**Requirement**. Write the entries out again exactly as they stand, but without the pictures.

**Data provided**.
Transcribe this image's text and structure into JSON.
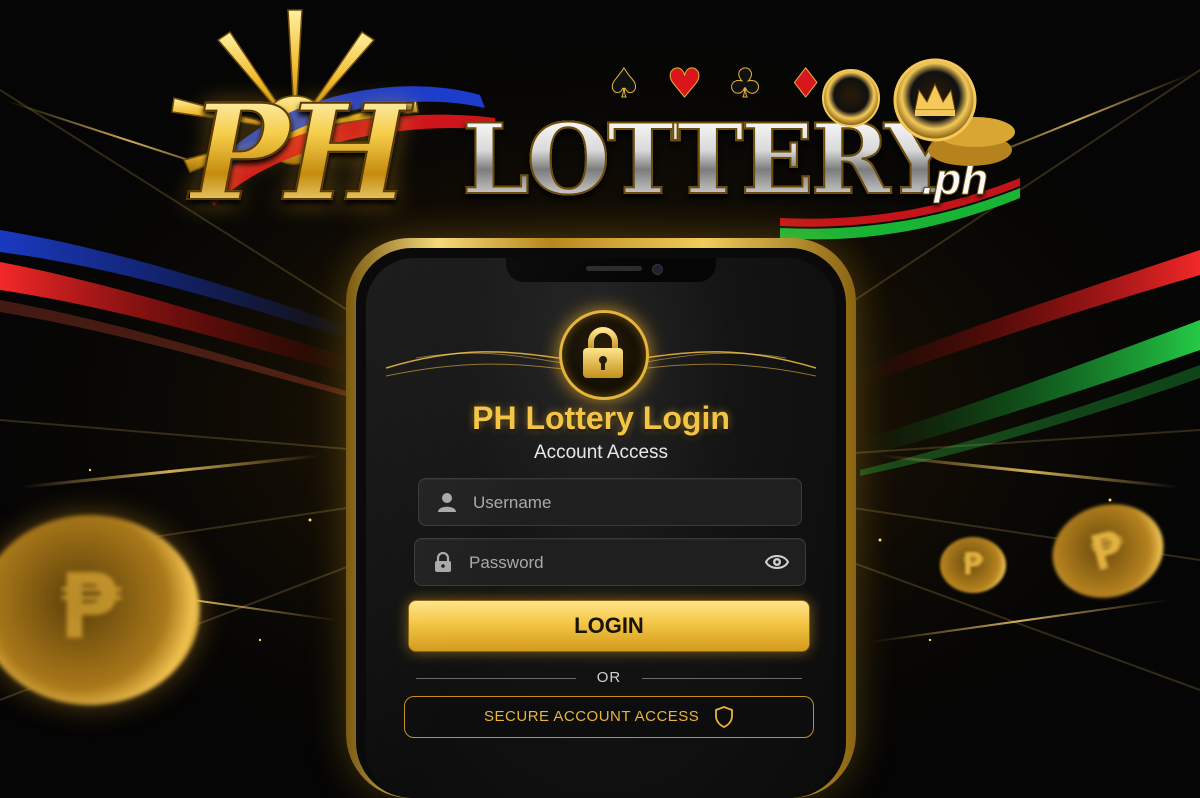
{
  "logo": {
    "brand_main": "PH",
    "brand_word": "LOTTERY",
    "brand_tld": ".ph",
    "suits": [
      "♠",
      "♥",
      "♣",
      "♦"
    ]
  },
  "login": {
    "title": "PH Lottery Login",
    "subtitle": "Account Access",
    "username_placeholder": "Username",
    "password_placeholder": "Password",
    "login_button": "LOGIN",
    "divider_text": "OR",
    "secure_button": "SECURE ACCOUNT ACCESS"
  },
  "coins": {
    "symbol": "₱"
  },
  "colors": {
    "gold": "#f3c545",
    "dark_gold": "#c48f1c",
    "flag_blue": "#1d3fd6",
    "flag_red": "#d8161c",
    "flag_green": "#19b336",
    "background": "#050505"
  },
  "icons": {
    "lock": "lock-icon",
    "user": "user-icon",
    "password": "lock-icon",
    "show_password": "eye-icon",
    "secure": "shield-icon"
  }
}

**Answer to the exercise**.
Transcribe this image's text and structure into JSON.
{
  "logo": {
    "brand_main": "PH",
    "brand_word": "LOTTERY",
    "brand_tld": ".ph",
    "suits": [
      "♠",
      "♥",
      "♣",
      "♦"
    ]
  },
  "login": {
    "title": "PH Lottery Login",
    "subtitle": "Account Access",
    "username_placeholder": "Username",
    "password_placeholder": "Password",
    "login_button": "LOGIN",
    "divider_text": "OR",
    "secure_button": "SECURE ACCOUNT ACCESS"
  },
  "coins": {
    "symbol": "₱"
  },
  "colors": {
    "gold": "#f3c545",
    "dark_gold": "#c48f1c",
    "flag_blue": "#1d3fd6",
    "flag_red": "#d8161c",
    "flag_green": "#19b336",
    "background": "#050505"
  },
  "icons": {
    "lock": "lock-icon",
    "user": "user-icon",
    "password": "lock-icon",
    "show_password": "eye-icon",
    "secure": "shield-icon"
  }
}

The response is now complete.